-- Start RECORDS FOR THE EXERCISE --

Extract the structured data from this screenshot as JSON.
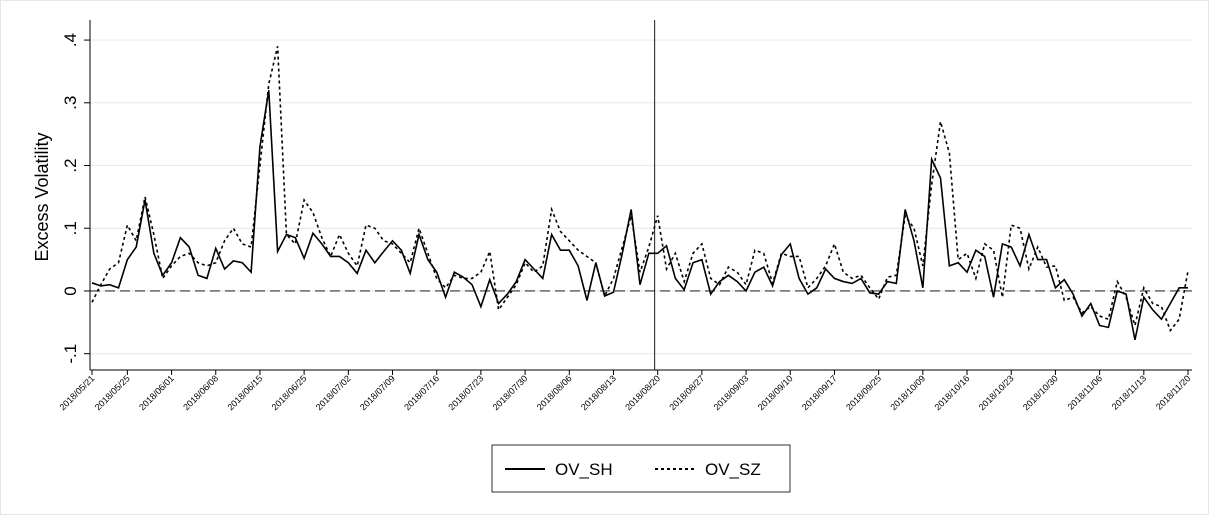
{
  "chart_data": {
    "type": "line",
    "y_label": "Excess Volatility",
    "categories": [
      "2018/05/21",
      null,
      null,
      null,
      "2018/05/25",
      null,
      null,
      null,
      null,
      "2018/06/01",
      null,
      null,
      null,
      null,
      "2018/06/08",
      null,
      null,
      null,
      null,
      "2018/06/15",
      null,
      null,
      null,
      null,
      "2018/06/25",
      null,
      null,
      null,
      null,
      "2018/07/02",
      null,
      null,
      null,
      null,
      "2018/07/09",
      null,
      null,
      null,
      null,
      "2018/07/16",
      null,
      null,
      null,
      null,
      "2018/07/23",
      null,
      null,
      null,
      null,
      "2018/07/30",
      null,
      null,
      null,
      null,
      "2018/08/06",
      null,
      null,
      null,
      null,
      "2018/08/13",
      null,
      null,
      null,
      null,
      "2018/08/20",
      null,
      null,
      null,
      null,
      "2018/08/27",
      null,
      null,
      null,
      null,
      "2018/09/03",
      null,
      null,
      null,
      null,
      "2018/09/10",
      null,
      null,
      null,
      null,
      "2018/09/17",
      null,
      null,
      null,
      null,
      "2018/09/25",
      null,
      null,
      null,
      null,
      "2018/10/09",
      null,
      null,
      null,
      null,
      "2018/10/16",
      null,
      null,
      null,
      null,
      "2018/10/23",
      null,
      null,
      null,
      null,
      "2018/10/30",
      null,
      null,
      null,
      null,
      "2018/11/06",
      null,
      null,
      null,
      null,
      "2018/11/13",
      null,
      null,
      null,
      null,
      "2018/11/20"
    ],
    "series": [
      {
        "name": "OV_SH",
        "color": "#000000",
        "dash": "solid",
        "values": [
          0.013,
          0.008,
          0.01,
          0.005,
          0.05,
          0.07,
          0.145,
          0.06,
          0.025,
          0.045,
          0.085,
          0.07,
          0.025,
          0.02,
          0.068,
          0.035,
          0.048,
          0.045,
          0.03,
          0.23,
          0.32,
          0.063,
          0.09,
          0.085,
          0.052,
          0.092,
          0.075,
          0.055,
          0.055,
          0.045,
          0.028,
          0.065,
          0.045,
          0.063,
          0.08,
          0.065,
          0.028,
          0.09,
          0.05,
          0.03,
          -0.01,
          0.03,
          0.022,
          0.01,
          -0.025,
          0.018,
          -0.02,
          -0.005,
          0.015,
          0.05,
          0.035,
          0.02,
          0.09,
          0.065,
          0.065,
          0.04,
          -0.015,
          0.045,
          -0.008,
          -0.002,
          0.06,
          0.13,
          0.01,
          0.06,
          0.06,
          0.072,
          0.02,
          0.002,
          0.045,
          0.05,
          -0.005,
          0.015,
          0.025,
          0.015,
          0,
          0.03,
          0.038,
          0.008,
          0.058,
          0.075,
          0.02,
          -0.005,
          0.005,
          0.035,
          0.02,
          0.015,
          0.012,
          0.02,
          -0.003,
          -0.005,
          0.015,
          0.012,
          0.13,
          0.08,
          0.005,
          0.21,
          0.18,
          0.04,
          0.045,
          0.03,
          0.065,
          0.055,
          -0.01,
          0.075,
          0.07,
          0.04,
          0.09,
          0.05,
          0.05,
          0.005,
          0.018,
          -0.005,
          -0.04,
          -0.02,
          -0.055,
          -0.058,
          0,
          -0.005,
          -0.078,
          -0.01,
          -0.03,
          -0.045,
          -0.02,
          0.005,
          0.005
        ]
      },
      {
        "name": "OV_SZ",
        "color": "#000000",
        "dash": "dotted",
        "values": [
          -0.018,
          0.01,
          0.035,
          0.045,
          0.105,
          0.08,
          0.15,
          0.09,
          0.02,
          0.04,
          0.055,
          0.06,
          0.045,
          0.04,
          0.045,
          0.08,
          0.1,
          0.075,
          0.07,
          0.2,
          0.33,
          0.39,
          0.09,
          0.075,
          0.145,
          0.125,
          0.085,
          0.055,
          0.09,
          0.06,
          0.04,
          0.105,
          0.1,
          0.08,
          0.075,
          0.06,
          0.045,
          0.1,
          0.06,
          0.02,
          0.005,
          0.025,
          0.02,
          0.02,
          0.03,
          0.063,
          -0.03,
          -0.01,
          0.01,
          0.045,
          0.03,
          0.04,
          0.13,
          0.095,
          0.08,
          0.065,
          0.055,
          0.045,
          -0.008,
          0.02,
          0.07,
          0.12,
          0.03,
          0.07,
          0.12,
          0.035,
          0.06,
          0.015,
          0.06,
          0.075,
          0.02,
          0.01,
          0.038,
          0.03,
          0.01,
          0.065,
          0.06,
          0.012,
          0.06,
          0.055,
          0.055,
          0.005,
          0.02,
          0.04,
          0.075,
          0.03,
          0.02,
          0.025,
          0.005,
          -0.013,
          0.022,
          0.025,
          0.12,
          0.1,
          0.04,
          0.17,
          0.27,
          0.22,
          0.05,
          0.06,
          0.02,
          0.075,
          0.065,
          -0.01,
          0.105,
          0.1,
          0.035,
          0.07,
          0.038,
          0.04,
          -0.015,
          -0.01,
          -0.035,
          -0.025,
          -0.04,
          -0.045,
          0.015,
          -0.01,
          -0.055,
          0.005,
          -0.02,
          -0.025,
          -0.063,
          -0.045,
          0.032
        ]
      }
    ],
    "ylim": [
      -0.126,
      0.432
    ],
    "yticks": [
      {
        "value": -0.1,
        "label": "-.1"
      },
      0,
      {
        "value": 0.1,
        "label": ".1"
      },
      {
        "value": 0.2,
        "label": ".2"
      },
      {
        "value": 0.3,
        "label": ".3"
      },
      {
        "value": 0.4,
        "label": ".4"
      }
    ],
    "grid": true,
    "reference_line_y": 0,
    "reference_line_x": "2018/08/20",
    "legend": "bottom"
  }
}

-- End RECORDS FOR THE EXERCISE --

**TASK TO CARRY OUT**: Set down the records in full and exactly. Do not carry over any image.

**SOLUTION TO THE EXERCISE**:
Extract the structured data from this screenshot as JSON.
{
  "chart_data": {
    "type": "line",
    "y_label": "Excess Volatility",
    "categories": [
      "2018/05/21",
      null,
      null,
      null,
      "2018/05/25",
      null,
      null,
      null,
      null,
      "2018/06/01",
      null,
      null,
      null,
      null,
      "2018/06/08",
      null,
      null,
      null,
      null,
      "2018/06/15",
      null,
      null,
      null,
      null,
      "2018/06/25",
      null,
      null,
      null,
      null,
      "2018/07/02",
      null,
      null,
      null,
      null,
      "2018/07/09",
      null,
      null,
      null,
      null,
      "2018/07/16",
      null,
      null,
      null,
      null,
      "2018/07/23",
      null,
      null,
      null,
      null,
      "2018/07/30",
      null,
      null,
      null,
      null,
      "2018/08/06",
      null,
      null,
      null,
      null,
      "2018/08/13",
      null,
      null,
      null,
      null,
      "2018/08/20",
      null,
      null,
      null,
      null,
      "2018/08/27",
      null,
      null,
      null,
      null,
      "2018/09/03",
      null,
      null,
      null,
      null,
      "2018/09/10",
      null,
      null,
      null,
      null,
      "2018/09/17",
      null,
      null,
      null,
      null,
      "2018/09/25",
      null,
      null,
      null,
      null,
      "2018/10/09",
      null,
      null,
      null,
      null,
      "2018/10/16",
      null,
      null,
      null,
      null,
      "2018/10/23",
      null,
      null,
      null,
      null,
      "2018/10/30",
      null,
      null,
      null,
      null,
      "2018/11/06",
      null,
      null,
      null,
      null,
      "2018/11/13",
      null,
      null,
      null,
      null,
      "2018/11/20"
    ],
    "series": [
      {
        "name": "OV_SH",
        "color": "#000000",
        "dash": "solid",
        "values": [
          0.013,
          0.008,
          0.01,
          0.005,
          0.05,
          0.07,
          0.145,
          0.06,
          0.025,
          0.045,
          0.085,
          0.07,
          0.025,
          0.02,
          0.068,
          0.035,
          0.048,
          0.045,
          0.03,
          0.23,
          0.32,
          0.063,
          0.09,
          0.085,
          0.052,
          0.092,
          0.075,
          0.055,
          0.055,
          0.045,
          0.028,
          0.065,
          0.045,
          0.063,
          0.08,
          0.065,
          0.028,
          0.09,
          0.05,
          0.03,
          -0.01,
          0.03,
          0.022,
          0.01,
          -0.025,
          0.018,
          -0.02,
          -0.005,
          0.015,
          0.05,
          0.035,
          0.02,
          0.09,
          0.065,
          0.065,
          0.04,
          -0.015,
          0.045,
          -0.008,
          -0.002,
          0.06,
          0.13,
          0.01,
          0.06,
          0.06,
          0.072,
          0.02,
          0.002,
          0.045,
          0.05,
          -0.005,
          0.015,
          0.025,
          0.015,
          0,
          0.03,
          0.038,
          0.008,
          0.058,
          0.075,
          0.02,
          -0.005,
          0.005,
          0.035,
          0.02,
          0.015,
          0.012,
          0.02,
          -0.003,
          -0.005,
          0.015,
          0.012,
          0.13,
          0.08,
          0.005,
          0.21,
          0.18,
          0.04,
          0.045,
          0.03,
          0.065,
          0.055,
          -0.01,
          0.075,
          0.07,
          0.04,
          0.09,
          0.05,
          0.05,
          0.005,
          0.018,
          -0.005,
          -0.04,
          -0.02,
          -0.055,
          -0.058,
          0,
          -0.005,
          -0.078,
          -0.01,
          -0.03,
          -0.045,
          -0.02,
          0.005,
          0.005
        ]
      },
      {
        "name": "OV_SZ",
        "color": "#000000",
        "dash": "dotted",
        "values": [
          -0.018,
          0.01,
          0.035,
          0.045,
          0.105,
          0.08,
          0.15,
          0.09,
          0.02,
          0.04,
          0.055,
          0.06,
          0.045,
          0.04,
          0.045,
          0.08,
          0.1,
          0.075,
          0.07,
          0.2,
          0.33,
          0.39,
          0.09,
          0.075,
          0.145,
          0.125,
          0.085,
          0.055,
          0.09,
          0.06,
          0.04,
          0.105,
          0.1,
          0.08,
          0.075,
          0.06,
          0.045,
          0.1,
          0.06,
          0.02,
          0.005,
          0.025,
          0.02,
          0.02,
          0.03,
          0.063,
          -0.03,
          -0.01,
          0.01,
          0.045,
          0.03,
          0.04,
          0.13,
          0.095,
          0.08,
          0.065,
          0.055,
          0.045,
          -0.008,
          0.02,
          0.07,
          0.12,
          0.03,
          0.07,
          0.12,
          0.035,
          0.06,
          0.015,
          0.06,
          0.075,
          0.02,
          0.01,
          0.038,
          0.03,
          0.01,
          0.065,
          0.06,
          0.012,
          0.06,
          0.055,
          0.055,
          0.005,
          0.02,
          0.04,
          0.075,
          0.03,
          0.02,
          0.025,
          0.005,
          -0.013,
          0.022,
          0.025,
          0.12,
          0.1,
          0.04,
          0.17,
          0.27,
          0.22,
          0.05,
          0.06,
          0.02,
          0.075,
          0.065,
          -0.01,
          0.105,
          0.1,
          0.035,
          0.07,
          0.038,
          0.04,
          -0.015,
          -0.01,
          -0.035,
          -0.025,
          -0.04,
          -0.045,
          0.015,
          -0.01,
          -0.055,
          0.005,
          -0.02,
          -0.025,
          -0.063,
          -0.045,
          0.032
        ]
      }
    ],
    "ylim": [
      -0.126,
      0.432
    ],
    "yticks": [
      {
        "value": -0.1,
        "label": "-.1"
      },
      0,
      {
        "value": 0.1,
        "label": ".1"
      },
      {
        "value": 0.2,
        "label": ".2"
      },
      {
        "value": 0.3,
        "label": ".3"
      },
      {
        "value": 0.4,
        "label": ".4"
      }
    ],
    "grid": true,
    "reference_line_y": 0,
    "reference_line_x": "2018/08/20",
    "legend": "bottom"
  }
}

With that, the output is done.